Stated task: Could you extract every line of the data below and copy each one verbatim?

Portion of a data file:
◇ ◇ ◇ ◇

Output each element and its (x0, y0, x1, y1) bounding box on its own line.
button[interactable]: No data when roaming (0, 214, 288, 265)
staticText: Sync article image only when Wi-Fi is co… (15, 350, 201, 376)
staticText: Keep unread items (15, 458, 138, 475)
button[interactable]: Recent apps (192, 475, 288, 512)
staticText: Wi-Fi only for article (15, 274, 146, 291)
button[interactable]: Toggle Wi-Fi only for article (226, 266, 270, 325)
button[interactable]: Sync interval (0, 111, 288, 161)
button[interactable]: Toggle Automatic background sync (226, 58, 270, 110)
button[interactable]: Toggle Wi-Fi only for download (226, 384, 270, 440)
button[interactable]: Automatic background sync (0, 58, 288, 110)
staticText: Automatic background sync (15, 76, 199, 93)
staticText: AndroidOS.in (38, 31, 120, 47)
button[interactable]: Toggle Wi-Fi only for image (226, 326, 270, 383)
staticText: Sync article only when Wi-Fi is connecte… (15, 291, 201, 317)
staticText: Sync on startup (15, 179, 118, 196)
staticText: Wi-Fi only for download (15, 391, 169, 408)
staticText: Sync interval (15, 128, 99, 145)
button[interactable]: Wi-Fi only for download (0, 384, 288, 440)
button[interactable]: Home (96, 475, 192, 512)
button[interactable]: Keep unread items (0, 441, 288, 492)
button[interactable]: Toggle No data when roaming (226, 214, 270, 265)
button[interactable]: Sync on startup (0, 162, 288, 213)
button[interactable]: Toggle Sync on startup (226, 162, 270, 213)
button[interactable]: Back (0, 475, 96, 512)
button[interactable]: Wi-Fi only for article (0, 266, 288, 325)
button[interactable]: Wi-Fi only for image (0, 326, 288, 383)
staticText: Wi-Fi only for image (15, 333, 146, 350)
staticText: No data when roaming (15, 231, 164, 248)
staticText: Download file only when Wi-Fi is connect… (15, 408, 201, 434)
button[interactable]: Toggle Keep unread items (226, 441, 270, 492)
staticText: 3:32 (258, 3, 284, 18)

◇ ◇ ◇ ◇

Solved exercise:
Output each element and its (x0, y0, x1, y1) bounding box on its own line.
button[interactable]: No data when roaming (0, 214, 288, 265)
staticText: Sync article image only when Wi-Fi is co… (15, 350, 201, 376)
staticText: Keep unread items (15, 458, 138, 475)
button[interactable]: Recent apps (192, 475, 288, 512)
staticText: Wi-Fi only for article (15, 274, 146, 291)
button[interactable]: Toggle Wi-Fi only for article (226, 266, 270, 325)
button[interactable]: Sync interval (0, 111, 288, 161)
button[interactable]: Toggle Automatic background sync (226, 58, 270, 110)
button[interactable]: Toggle Wi-Fi only for download (226, 384, 270, 440)
button[interactable]: Automatic background sync (0, 58, 288, 110)
staticText: Automatic background sync (15, 76, 199, 93)
staticText: AndroidOS.in (38, 31, 120, 47)
button[interactable]: Toggle Wi-Fi only for image (226, 326, 270, 383)
staticText: Sync article only when Wi-Fi is connecte… (15, 291, 201, 317)
staticText: Sync on startup (15, 179, 118, 196)
staticText: Wi-Fi only for download (15, 391, 169, 408)
staticText: Sync interval (15, 128, 99, 145)
button[interactable]: Wi-Fi only for download (0, 384, 288, 440)
button[interactable]: Home (96, 475, 192, 512)
button[interactable]: Keep unread items (0, 441, 288, 492)
button[interactable]: Toggle No data when roaming (226, 214, 270, 265)
button[interactable]: Sync on startup (0, 162, 288, 213)
button[interactable]: Toggle Sync on startup (226, 162, 270, 213)
button[interactable]: Back (0, 475, 96, 512)
button[interactable]: Wi-Fi only for article (0, 266, 288, 325)
button[interactable]: Wi-Fi only for image (0, 326, 288, 383)
staticText: Wi-Fi only for image (15, 333, 146, 350)
staticText: No data when roaming (15, 231, 164, 248)
staticText: Download file only when Wi-Fi is connect… (15, 408, 201, 434)
button[interactable]: Toggle Keep unread items (226, 441, 270, 492)
staticText: 3:32 (258, 3, 284, 18)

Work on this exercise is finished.